**AIM**
Gather every line below where "button" appears.

[Lines of data]

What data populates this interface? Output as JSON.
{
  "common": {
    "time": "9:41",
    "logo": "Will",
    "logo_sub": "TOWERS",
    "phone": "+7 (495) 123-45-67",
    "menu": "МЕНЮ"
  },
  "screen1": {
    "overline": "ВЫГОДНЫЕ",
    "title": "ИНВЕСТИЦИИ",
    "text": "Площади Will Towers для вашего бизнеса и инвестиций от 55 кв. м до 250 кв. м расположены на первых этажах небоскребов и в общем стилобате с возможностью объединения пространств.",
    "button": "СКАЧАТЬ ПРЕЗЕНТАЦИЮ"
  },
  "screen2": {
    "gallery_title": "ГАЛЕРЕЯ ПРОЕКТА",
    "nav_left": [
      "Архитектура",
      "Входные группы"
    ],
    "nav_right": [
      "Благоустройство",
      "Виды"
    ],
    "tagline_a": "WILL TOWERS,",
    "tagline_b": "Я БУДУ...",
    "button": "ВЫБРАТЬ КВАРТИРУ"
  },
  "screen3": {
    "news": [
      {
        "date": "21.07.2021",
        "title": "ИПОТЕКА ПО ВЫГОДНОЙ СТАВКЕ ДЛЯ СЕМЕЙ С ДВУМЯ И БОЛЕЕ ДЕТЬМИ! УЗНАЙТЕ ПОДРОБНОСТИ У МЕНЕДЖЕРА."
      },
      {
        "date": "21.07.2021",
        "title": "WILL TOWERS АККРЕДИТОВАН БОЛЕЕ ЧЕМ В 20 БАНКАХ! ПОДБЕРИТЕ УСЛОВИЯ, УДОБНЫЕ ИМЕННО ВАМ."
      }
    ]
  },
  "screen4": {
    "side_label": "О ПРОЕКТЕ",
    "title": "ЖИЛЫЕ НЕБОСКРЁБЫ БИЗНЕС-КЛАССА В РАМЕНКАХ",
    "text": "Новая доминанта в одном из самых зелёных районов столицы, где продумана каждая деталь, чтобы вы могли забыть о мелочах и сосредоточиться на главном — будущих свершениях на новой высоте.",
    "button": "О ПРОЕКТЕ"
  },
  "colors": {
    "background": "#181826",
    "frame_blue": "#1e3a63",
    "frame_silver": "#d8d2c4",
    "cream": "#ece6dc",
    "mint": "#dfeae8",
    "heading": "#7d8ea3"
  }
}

**OUTPUT FOR THIS EXERCISE**
    "button": "СКАЧАТЬ ПРЕЗЕНТАЦИЮ"
    "button": "ВЫБРАТЬ КВАРТИРУ"
    "button": "О ПРОЕКТЕ"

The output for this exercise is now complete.